* Materials provided
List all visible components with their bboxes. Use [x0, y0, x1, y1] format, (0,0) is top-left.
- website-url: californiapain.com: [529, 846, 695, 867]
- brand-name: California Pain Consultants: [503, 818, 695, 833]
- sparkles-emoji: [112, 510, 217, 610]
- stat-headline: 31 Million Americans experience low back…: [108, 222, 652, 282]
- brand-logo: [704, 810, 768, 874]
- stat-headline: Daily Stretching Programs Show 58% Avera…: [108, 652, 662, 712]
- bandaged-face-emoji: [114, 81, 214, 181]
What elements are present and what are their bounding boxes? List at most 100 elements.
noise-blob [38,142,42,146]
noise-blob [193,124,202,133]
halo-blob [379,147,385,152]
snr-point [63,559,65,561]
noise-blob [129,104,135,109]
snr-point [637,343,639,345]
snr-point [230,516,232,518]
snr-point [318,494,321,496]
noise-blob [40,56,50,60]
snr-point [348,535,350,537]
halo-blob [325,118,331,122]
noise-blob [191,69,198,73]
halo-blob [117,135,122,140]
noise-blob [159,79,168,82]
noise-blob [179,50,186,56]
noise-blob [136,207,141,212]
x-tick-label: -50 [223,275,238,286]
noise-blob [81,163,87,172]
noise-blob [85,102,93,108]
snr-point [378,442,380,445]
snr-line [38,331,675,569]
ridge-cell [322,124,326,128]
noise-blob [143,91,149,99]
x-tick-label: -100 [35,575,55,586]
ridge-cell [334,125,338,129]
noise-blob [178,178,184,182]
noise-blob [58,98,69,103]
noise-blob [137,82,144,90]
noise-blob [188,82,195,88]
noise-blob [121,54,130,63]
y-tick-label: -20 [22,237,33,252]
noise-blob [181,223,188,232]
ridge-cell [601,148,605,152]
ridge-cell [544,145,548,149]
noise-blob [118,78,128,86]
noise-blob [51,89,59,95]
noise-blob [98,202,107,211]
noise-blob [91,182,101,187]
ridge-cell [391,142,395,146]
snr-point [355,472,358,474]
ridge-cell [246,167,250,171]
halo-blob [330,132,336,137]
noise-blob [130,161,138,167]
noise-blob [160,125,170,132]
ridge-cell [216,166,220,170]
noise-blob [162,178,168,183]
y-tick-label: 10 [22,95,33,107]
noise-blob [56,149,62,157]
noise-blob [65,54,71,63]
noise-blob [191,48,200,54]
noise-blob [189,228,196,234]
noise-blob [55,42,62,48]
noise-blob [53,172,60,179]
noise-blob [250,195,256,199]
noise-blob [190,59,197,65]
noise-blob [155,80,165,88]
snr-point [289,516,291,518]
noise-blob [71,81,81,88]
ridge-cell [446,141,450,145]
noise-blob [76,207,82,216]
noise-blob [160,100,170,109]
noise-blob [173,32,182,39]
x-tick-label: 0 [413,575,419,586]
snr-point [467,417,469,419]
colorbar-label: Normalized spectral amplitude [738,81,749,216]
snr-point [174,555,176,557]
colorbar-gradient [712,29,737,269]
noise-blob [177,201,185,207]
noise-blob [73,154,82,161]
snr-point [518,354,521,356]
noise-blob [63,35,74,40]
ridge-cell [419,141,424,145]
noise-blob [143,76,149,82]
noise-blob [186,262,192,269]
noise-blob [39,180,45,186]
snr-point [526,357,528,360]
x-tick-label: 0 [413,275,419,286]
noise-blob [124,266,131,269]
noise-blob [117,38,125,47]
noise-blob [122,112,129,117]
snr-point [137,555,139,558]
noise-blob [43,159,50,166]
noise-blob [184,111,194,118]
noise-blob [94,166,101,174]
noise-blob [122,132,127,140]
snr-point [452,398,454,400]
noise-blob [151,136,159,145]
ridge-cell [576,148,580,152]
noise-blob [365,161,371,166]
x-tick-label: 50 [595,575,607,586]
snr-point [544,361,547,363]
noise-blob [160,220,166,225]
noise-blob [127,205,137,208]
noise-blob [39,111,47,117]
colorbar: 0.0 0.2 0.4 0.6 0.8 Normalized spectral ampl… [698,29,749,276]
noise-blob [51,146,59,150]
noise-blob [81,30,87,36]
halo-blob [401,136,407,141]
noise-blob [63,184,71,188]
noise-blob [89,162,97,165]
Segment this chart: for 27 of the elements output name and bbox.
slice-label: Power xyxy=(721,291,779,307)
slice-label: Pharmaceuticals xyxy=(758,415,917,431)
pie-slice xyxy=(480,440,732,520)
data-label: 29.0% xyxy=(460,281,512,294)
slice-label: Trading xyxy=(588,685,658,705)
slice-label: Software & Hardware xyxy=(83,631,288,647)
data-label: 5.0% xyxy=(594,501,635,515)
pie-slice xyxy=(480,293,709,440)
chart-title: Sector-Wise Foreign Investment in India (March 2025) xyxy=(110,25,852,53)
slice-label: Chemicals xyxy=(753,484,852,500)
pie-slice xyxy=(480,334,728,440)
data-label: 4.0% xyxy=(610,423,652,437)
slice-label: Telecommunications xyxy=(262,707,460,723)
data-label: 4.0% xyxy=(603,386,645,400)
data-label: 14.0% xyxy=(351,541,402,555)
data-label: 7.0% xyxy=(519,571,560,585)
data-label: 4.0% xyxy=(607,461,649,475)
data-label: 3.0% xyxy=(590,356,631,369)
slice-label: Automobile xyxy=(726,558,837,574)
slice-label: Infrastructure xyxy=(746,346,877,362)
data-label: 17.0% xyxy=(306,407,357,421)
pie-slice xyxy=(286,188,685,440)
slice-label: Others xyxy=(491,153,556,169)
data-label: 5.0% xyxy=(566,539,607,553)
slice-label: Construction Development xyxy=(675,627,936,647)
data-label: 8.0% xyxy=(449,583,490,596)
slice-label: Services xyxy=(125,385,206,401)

* Exercise
Copy every line of the entries above word for word, with nothing left out or changed.

* Finished answer
List all visible components with their bboxes. Use [x0, y0, x1, y1] format, (0,0) is top-left.
- website-url: californiapain.com: [529, 846, 695, 867]
- brand-name: California Pain Consultants: [503, 818, 695, 833]
- sparkles-emoji: [112, 510, 217, 610]
- stat-headline: 31 Million Americans experience low back…: [108, 222, 652, 282]
- brand-logo: [704, 810, 768, 874]
- stat-headline: Daily Stretching Programs Show 58% Avera…: [108, 652, 662, 712]
- bandaged-face-emoji: [114, 81, 214, 181]
What elements are present and what are their bounding boxes? List at most 100 elements.
noise-blob [38,142,42,146]
noise-blob [193,124,202,133]
halo-blob [379,147,385,152]
snr-point [63,559,65,561]
noise-blob [129,104,135,109]
snr-point [637,343,639,345]
snr-point [230,516,232,518]
snr-point [318,494,321,496]
noise-blob [40,56,50,60]
snr-point [348,535,350,537]
halo-blob [325,118,331,122]
noise-blob [191,69,198,73]
halo-blob [117,135,122,140]
noise-blob [159,79,168,82]
noise-blob [179,50,186,56]
noise-blob [136,207,141,212]
x-tick-label: -50 [223,275,238,286]
noise-blob [81,163,87,172]
noise-blob [85,102,93,108]
snr-point [378,442,380,445]
snr-line [38,331,675,569]
ridge-cell [322,124,326,128]
noise-blob [143,91,149,99]
x-tick-label: -100 [35,575,55,586]
ridge-cell [334,125,338,129]
noise-blob [178,178,184,182]
noise-blob [58,98,69,103]
noise-blob [137,82,144,90]
noise-blob [188,82,195,88]
noise-blob [121,54,130,63]
y-tick-label: -20 [22,237,33,252]
noise-blob [181,223,188,232]
ridge-cell [601,148,605,152]
ridge-cell [544,145,548,149]
noise-blob [118,78,128,86]
noise-blob [51,89,59,95]
noise-blob [98,202,107,211]
noise-blob [91,182,101,187]
ridge-cell [391,142,395,146]
snr-point [355,472,358,474]
ridge-cell [246,167,250,171]
halo-blob [330,132,336,137]
noise-blob [130,161,138,167]
noise-blob [160,125,170,132]
ridge-cell [216,166,220,170]
noise-blob [162,178,168,183]
y-tick-label: 10 [22,95,33,107]
noise-blob [56,149,62,157]
noise-blob [65,54,71,63]
noise-blob [191,48,200,54]
noise-blob [189,228,196,234]
noise-blob [55,42,62,48]
noise-blob [53,172,60,179]
noise-blob [250,195,256,199]
noise-blob [190,59,197,65]
noise-blob [155,80,165,88]
snr-point [289,516,291,518]
noise-blob [71,81,81,88]
ridge-cell [446,141,450,145]
noise-blob [76,207,82,216]
noise-blob [160,100,170,109]
noise-blob [173,32,182,39]
x-tick-label: 0 [413,575,419,586]
snr-point [467,417,469,419]
colorbar-label: Normalized spectral amplitude [738,81,749,216]
snr-point [174,555,176,557]
colorbar-gradient [712,29,737,269]
noise-blob [177,201,185,207]
noise-blob [73,154,82,161]
snr-point [518,354,521,356]
noise-blob [63,35,74,40]
ridge-cell [419,141,424,145]
noise-blob [143,76,149,82]
noise-blob [186,262,192,269]
noise-blob [39,180,45,186]
snr-point [526,357,528,360]
x-tick-label: 0 [413,275,419,286]
noise-blob [124,266,131,269]
noise-blob [117,38,125,47]
noise-blob [122,112,129,117]
snr-point [137,555,139,558]
noise-blob [43,159,50,166]
noise-blob [184,111,194,118]
noise-blob [94,166,101,174]
noise-blob [122,132,127,140]
snr-point [452,398,454,400]
noise-blob [151,136,159,145]
ridge-cell [576,148,580,152]
noise-blob [365,161,371,166]
x-tick-label: 50 [595,575,607,586]
snr-point [544,361,547,363]
noise-blob [160,220,166,225]
noise-blob [127,205,137,208]
noise-blob [39,111,47,117]
colorbar: 0.0 0.2 0.4 0.6 0.8 Normalized spectral ampl… [698,29,749,276]
noise-blob [51,146,59,150]
noise-blob [81,30,87,36]
halo-blob [401,136,407,141]
noise-blob [63,184,71,188]
noise-blob [89,162,97,165]
Segment this chart: for 27 of the elements output name and bbox.
slice-label: Power xyxy=(721,291,779,307)
slice-label: Pharmaceuticals xyxy=(758,415,917,431)
pie-slice xyxy=(480,440,732,520)
data-label: 29.0% xyxy=(460,281,512,294)
slice-label: Trading xyxy=(588,685,658,705)
slice-label: Software & Hardware xyxy=(83,631,288,647)
data-label: 5.0% xyxy=(594,501,635,515)
pie-slice xyxy=(480,293,709,440)
chart-title: Sector-Wise Foreign Investment in India (March 2025) xyxy=(110,25,852,53)
slice-label: Chemicals xyxy=(753,484,852,500)
pie-slice xyxy=(480,334,728,440)
data-label: 4.0% xyxy=(610,423,652,437)
slice-label: Telecommunications xyxy=(262,707,460,723)
data-label: 4.0% xyxy=(603,386,645,400)
data-label: 14.0% xyxy=(351,541,402,555)
data-label: 7.0% xyxy=(519,571,560,585)
data-label: 4.0% xyxy=(607,461,649,475)
data-label: 3.0% xyxy=(590,356,631,369)
slice-label: Automobile xyxy=(726,558,837,574)
slice-label: Infrastructure xyxy=(746,346,877,362)
data-label: 17.0% xyxy=(306,407,357,421)
pie-slice xyxy=(286,188,685,440)
slice-label: Others xyxy=(491,153,556,169)
data-label: 5.0% xyxy=(566,539,607,553)
slice-label: Construction Development xyxy=(675,627,936,647)
data-label: 8.0% xyxy=(449,583,490,596)
slice-label: Services xyxy=(125,385,206,401)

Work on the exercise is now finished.